- [Requirements] Reproduce each line bearing the word "name".

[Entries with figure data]

+ + + + +

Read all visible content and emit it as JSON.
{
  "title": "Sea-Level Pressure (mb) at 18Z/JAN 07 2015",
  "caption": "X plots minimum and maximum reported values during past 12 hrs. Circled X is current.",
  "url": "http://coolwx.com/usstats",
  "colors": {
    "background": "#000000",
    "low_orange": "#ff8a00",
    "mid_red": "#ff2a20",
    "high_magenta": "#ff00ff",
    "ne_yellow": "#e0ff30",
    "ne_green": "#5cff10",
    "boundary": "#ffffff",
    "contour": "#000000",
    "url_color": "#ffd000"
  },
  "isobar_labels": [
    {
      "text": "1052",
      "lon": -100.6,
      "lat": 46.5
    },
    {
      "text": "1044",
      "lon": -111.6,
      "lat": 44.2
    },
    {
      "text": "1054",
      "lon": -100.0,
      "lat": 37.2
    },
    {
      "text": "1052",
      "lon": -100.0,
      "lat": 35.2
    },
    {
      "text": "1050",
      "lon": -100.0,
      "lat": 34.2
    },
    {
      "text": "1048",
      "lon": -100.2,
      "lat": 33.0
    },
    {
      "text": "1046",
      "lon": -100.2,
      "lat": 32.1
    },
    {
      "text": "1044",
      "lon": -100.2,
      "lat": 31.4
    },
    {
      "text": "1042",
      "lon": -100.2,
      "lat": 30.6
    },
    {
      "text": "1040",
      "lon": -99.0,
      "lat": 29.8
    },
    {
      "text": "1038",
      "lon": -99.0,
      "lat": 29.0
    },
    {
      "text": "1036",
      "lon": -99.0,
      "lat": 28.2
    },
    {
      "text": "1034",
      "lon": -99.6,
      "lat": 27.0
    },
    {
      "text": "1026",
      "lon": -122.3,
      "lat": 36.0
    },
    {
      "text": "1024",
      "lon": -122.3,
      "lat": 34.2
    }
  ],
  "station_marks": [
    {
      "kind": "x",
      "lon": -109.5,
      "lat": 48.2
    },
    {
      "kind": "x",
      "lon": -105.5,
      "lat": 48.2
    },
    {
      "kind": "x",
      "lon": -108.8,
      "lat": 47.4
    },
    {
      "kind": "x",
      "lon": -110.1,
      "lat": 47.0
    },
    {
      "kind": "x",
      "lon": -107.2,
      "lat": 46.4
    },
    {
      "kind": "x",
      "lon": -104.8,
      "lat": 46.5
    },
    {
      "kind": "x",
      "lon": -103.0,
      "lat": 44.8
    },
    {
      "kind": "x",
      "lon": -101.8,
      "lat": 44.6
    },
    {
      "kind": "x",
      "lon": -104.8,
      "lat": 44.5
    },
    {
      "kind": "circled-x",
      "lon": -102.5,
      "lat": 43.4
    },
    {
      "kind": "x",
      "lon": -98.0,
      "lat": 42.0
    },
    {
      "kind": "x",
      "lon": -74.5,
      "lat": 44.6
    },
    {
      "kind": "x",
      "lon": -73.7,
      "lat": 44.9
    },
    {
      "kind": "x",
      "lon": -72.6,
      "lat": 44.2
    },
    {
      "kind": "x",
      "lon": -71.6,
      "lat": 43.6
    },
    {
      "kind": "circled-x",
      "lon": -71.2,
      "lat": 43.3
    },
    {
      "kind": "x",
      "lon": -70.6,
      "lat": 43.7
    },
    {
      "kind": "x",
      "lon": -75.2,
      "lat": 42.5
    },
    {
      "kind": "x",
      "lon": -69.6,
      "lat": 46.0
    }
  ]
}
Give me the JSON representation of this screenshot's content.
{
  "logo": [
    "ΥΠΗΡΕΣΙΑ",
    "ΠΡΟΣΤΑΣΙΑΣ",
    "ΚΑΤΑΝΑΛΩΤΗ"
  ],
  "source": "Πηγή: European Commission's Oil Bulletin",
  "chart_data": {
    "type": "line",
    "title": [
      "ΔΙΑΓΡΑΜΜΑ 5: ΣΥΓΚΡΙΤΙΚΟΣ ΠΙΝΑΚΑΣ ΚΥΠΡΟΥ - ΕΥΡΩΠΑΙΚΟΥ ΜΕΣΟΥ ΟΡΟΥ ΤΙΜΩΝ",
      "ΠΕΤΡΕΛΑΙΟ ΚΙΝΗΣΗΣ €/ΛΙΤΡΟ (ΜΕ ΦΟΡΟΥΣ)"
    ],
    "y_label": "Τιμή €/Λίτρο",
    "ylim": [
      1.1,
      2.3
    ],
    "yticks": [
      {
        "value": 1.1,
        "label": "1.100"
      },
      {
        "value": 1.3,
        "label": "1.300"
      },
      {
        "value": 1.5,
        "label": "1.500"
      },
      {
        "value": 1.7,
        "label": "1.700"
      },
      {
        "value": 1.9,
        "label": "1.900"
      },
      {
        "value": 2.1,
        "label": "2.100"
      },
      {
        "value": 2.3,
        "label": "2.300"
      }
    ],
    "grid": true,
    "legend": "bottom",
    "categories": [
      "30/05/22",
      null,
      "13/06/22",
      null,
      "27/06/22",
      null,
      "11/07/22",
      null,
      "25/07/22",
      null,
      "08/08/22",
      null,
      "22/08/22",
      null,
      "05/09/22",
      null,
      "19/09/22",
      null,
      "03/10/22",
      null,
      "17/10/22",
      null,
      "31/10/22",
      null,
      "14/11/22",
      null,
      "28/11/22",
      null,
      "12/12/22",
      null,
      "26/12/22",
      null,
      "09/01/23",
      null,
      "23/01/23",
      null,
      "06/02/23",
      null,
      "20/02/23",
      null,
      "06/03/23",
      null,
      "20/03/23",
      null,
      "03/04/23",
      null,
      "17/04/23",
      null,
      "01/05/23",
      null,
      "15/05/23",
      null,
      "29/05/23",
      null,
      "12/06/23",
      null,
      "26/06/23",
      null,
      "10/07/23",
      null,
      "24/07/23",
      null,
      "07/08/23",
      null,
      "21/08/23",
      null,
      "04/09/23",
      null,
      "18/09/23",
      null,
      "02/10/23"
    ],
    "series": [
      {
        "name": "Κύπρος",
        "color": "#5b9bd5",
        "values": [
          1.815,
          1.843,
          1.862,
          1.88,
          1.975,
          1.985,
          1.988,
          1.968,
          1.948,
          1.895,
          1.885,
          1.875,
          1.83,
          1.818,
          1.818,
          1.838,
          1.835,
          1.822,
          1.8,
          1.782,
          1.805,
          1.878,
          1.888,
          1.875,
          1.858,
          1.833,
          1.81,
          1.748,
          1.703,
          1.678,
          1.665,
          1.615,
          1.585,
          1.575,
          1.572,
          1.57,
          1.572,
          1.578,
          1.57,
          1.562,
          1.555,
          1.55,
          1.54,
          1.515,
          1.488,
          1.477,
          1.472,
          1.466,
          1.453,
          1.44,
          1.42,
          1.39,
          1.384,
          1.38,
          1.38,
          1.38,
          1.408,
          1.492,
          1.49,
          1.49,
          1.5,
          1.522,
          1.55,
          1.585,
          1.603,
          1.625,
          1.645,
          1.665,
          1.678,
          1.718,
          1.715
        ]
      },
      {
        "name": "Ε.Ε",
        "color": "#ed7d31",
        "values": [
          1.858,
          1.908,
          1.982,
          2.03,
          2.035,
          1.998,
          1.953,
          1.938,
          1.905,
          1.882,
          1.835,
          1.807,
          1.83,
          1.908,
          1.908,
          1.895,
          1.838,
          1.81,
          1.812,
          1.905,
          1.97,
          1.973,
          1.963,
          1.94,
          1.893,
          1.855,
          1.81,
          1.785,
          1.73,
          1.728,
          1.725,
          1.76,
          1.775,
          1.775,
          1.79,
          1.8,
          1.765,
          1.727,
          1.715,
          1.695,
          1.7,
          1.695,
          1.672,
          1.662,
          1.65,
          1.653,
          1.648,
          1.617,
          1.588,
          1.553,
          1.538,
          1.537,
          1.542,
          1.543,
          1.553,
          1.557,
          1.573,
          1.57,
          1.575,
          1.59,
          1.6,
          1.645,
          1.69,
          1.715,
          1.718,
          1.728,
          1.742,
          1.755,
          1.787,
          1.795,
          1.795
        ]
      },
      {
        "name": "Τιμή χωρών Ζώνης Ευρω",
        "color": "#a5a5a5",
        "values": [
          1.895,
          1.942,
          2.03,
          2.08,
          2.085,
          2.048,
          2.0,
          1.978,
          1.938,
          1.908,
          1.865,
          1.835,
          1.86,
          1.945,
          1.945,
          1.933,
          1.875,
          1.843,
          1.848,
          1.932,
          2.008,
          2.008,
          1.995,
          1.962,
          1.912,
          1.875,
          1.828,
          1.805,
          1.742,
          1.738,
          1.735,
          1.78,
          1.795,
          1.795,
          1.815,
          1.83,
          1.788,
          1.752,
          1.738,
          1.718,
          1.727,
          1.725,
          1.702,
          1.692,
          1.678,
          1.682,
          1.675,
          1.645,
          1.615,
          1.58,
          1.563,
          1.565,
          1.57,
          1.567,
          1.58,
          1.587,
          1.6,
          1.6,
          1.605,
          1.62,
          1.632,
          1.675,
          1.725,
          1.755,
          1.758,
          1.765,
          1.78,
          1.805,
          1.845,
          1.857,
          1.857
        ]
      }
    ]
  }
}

+ + + + +

- [Exercise result]
        "name": "Κύπρος",
        "name": "Ε.Ε",
        "name": "Τιμή χωρών Ζώνης Ευρω",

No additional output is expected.